Send back all the data below, exactly as given.

>> START

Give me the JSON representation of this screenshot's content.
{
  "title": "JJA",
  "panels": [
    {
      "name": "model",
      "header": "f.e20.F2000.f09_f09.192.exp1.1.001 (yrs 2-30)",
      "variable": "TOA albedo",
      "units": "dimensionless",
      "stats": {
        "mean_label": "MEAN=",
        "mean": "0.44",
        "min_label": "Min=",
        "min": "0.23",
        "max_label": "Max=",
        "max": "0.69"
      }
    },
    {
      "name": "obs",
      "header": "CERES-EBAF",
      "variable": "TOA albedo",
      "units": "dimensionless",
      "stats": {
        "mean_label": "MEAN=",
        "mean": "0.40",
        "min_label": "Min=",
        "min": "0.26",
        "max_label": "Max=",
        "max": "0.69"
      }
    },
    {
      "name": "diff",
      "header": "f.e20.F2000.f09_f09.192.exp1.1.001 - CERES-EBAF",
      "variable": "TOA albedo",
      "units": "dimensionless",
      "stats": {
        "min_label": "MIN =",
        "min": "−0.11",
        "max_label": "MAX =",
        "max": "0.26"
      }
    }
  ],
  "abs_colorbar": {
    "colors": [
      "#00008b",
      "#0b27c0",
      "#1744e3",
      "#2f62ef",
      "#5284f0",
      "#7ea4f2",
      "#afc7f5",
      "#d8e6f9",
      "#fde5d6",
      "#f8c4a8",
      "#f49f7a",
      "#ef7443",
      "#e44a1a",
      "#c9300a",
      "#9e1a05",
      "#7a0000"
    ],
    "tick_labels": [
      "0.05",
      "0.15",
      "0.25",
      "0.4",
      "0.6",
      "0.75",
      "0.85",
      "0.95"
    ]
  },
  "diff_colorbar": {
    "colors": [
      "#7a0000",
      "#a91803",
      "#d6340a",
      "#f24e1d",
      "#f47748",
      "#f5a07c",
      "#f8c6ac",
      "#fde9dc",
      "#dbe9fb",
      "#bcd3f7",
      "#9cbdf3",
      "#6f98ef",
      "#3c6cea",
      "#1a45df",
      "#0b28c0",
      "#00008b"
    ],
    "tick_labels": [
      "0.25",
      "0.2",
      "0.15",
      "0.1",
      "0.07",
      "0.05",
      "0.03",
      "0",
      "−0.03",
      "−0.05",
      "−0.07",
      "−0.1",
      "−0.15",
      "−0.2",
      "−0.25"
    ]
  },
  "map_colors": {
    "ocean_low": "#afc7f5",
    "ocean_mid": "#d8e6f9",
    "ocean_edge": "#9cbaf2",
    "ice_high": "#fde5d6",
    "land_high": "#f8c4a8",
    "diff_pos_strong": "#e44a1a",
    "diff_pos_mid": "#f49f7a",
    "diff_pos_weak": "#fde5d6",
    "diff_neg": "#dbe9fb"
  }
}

>> END

**COMPLETE OUTPUT**
Give me the JSON representation of this screenshot's content.
{
  "title": "JJA",
  "panels": [
    {
      "name": "model",
      "header": "f.e20.F2000.f09_f09.192.exp1.1.001 (yrs 2-30)",
      "variable": "TOA albedo",
      "units": "dimensionless",
      "stats": {
        "mean_label": "MEAN=",
        "mean": "0.44",
        "min_label": "Min=",
        "min": "0.23",
        "max_label": "Max=",
        "max": "0.69"
      }
    },
    {
      "name": "obs",
      "header": "CERES-EBAF",
      "variable": "TOA albedo",
      "units": "dimensionless",
      "stats": {
        "mean_label": "MEAN=",
        "mean": "0.40",
        "min_label": "Min=",
        "min": "0.26",
        "max_label": "Max=",
        "max": "0.69"
      }
    },
    {
      "name": "diff",
      "header": "f.e20.F2000.f09_f09.192.exp1.1.001 - CERES-EBAF",
      "variable": "TOA albedo",
      "units": "dimensionless",
      "stats": {
        "min_label": "MIN =",
        "min": "−0.11",
        "max_label": "MAX =",
        "max": "0.26"
      }
    }
  ],
  "abs_colorbar": {
    "colors": [
      "#00008b",
      "#0b27c0",
      "#1744e3",
      "#2f62ef",
      "#5284f0",
      "#7ea4f2",
      "#afc7f5",
      "#d8e6f9",
      "#fde5d6",
      "#f8c4a8",
      "#f49f7a",
      "#ef7443",
      "#e44a1a",
      "#c9300a",
      "#9e1a05",
      "#7a0000"
    ],
    "tick_labels": [
      "0.05",
      "0.15",
      "0.25",
      "0.4",
      "0.6",
      "0.75",
      "0.85",
      "0.95"
    ]
  },
  "diff_colorbar": {
    "colors": [
      "#7a0000",
      "#a91803",
      "#d6340a",
      "#f24e1d",
      "#f47748",
      "#f5a07c",
      "#f8c6ac",
      "#fde9dc",
      "#dbe9fb",
      "#bcd3f7",
      "#9cbdf3",
      "#6f98ef",
      "#3c6cea",
      "#1a45df",
      "#0b28c0",
      "#00008b"
    ],
    "tick_labels": [
      "0.25",
      "0.2",
      "0.15",
      "0.1",
      "0.07",
      "0.05",
      "0.03",
      "0",
      "−0.03",
      "−0.05",
      "−0.07",
      "−0.1",
      "−0.15",
      "−0.2",
      "−0.25"
    ]
  },
  "map_colors": {
    "ocean_low": "#afc7f5",
    "ocean_mid": "#d8e6f9",
    "ocean_edge": "#9cbaf2",
    "ice_high": "#fde5d6",
    "land_high": "#f8c4a8",
    "diff_pos_strong": "#e44a1a",
    "diff_pos_mid": "#f49f7a",
    "diff_pos_weak": "#fde5d6",
    "diff_neg": "#dbe9fb"
  }
}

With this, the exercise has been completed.